= Aim =
Only lines holding the word "subtitle" should be copied from the material.

= Information shown =
»»

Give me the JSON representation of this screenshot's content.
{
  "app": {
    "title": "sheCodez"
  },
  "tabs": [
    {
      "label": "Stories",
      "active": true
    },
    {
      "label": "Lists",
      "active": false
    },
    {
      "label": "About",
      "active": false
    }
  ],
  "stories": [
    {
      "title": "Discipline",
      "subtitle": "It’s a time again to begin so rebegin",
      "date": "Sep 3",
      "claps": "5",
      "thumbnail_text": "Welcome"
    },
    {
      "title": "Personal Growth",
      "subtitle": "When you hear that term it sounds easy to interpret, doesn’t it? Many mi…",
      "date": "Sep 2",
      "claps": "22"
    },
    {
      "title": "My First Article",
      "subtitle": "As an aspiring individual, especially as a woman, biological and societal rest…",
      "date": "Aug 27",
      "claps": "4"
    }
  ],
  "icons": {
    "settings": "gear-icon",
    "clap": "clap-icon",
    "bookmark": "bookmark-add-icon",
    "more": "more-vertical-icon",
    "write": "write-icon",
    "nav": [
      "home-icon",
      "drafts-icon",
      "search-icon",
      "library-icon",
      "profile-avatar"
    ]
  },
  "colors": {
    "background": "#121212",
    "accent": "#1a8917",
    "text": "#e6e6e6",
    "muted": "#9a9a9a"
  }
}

««
»»

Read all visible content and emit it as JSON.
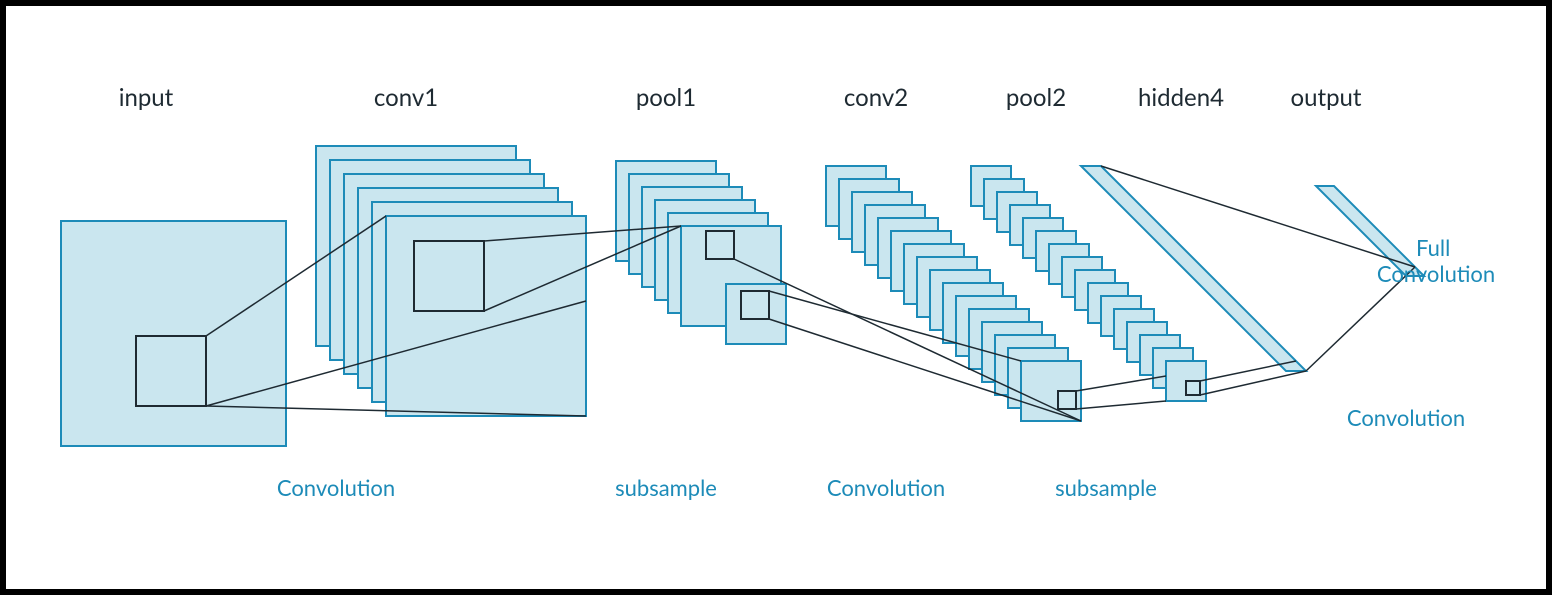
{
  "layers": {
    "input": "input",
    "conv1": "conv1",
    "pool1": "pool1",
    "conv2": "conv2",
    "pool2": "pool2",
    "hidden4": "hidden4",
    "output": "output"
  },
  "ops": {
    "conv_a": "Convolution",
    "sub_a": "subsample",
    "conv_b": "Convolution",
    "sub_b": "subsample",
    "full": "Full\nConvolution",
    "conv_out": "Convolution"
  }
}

««
»»

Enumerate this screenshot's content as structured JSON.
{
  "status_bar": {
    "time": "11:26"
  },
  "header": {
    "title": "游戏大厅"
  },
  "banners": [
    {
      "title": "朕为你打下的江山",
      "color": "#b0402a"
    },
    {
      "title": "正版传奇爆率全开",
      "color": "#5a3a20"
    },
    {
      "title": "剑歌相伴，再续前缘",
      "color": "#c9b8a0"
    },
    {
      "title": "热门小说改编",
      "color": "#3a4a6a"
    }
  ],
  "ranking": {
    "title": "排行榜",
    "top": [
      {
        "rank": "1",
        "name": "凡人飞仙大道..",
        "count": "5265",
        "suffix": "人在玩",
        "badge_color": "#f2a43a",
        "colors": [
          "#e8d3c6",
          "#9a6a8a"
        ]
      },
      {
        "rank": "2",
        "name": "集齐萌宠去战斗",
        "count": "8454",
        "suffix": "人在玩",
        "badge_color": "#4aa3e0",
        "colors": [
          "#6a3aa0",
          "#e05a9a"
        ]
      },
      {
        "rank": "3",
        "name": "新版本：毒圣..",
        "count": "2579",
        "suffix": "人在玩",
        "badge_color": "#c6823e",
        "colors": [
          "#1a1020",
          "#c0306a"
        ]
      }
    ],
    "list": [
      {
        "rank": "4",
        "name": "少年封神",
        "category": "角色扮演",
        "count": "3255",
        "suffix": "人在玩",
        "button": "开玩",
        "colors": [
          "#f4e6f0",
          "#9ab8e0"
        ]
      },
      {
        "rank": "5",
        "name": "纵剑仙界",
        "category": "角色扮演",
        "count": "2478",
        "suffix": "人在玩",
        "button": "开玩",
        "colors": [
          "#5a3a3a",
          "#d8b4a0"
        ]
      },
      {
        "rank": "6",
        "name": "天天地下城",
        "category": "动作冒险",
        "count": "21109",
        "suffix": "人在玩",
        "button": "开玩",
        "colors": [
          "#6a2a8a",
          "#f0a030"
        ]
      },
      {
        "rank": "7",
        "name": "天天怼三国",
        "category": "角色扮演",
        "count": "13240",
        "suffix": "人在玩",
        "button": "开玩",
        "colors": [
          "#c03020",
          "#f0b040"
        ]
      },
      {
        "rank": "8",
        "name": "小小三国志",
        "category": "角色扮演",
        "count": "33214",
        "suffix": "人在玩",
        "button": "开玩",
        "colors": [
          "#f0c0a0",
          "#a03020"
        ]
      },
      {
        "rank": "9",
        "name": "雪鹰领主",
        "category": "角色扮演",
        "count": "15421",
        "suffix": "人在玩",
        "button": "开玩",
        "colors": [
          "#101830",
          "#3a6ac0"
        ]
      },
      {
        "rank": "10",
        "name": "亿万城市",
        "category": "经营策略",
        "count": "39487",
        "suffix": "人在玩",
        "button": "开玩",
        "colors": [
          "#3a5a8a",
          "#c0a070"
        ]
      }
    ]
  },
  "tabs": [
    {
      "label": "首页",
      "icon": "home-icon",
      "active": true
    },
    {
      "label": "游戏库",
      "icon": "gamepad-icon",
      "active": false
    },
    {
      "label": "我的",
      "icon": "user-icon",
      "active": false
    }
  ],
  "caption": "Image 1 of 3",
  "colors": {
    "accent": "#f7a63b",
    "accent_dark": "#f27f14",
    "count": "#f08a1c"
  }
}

««

= Result of the task =
      "subtitle": "It’s a time again to begin so rebegin",
      "subtitle": "When you hear that term it sounds easy to interpret, doesn’t it? Many mi…",
      "subtitle": "As an aspiring individual, especially as a woman, biological and societal rest…",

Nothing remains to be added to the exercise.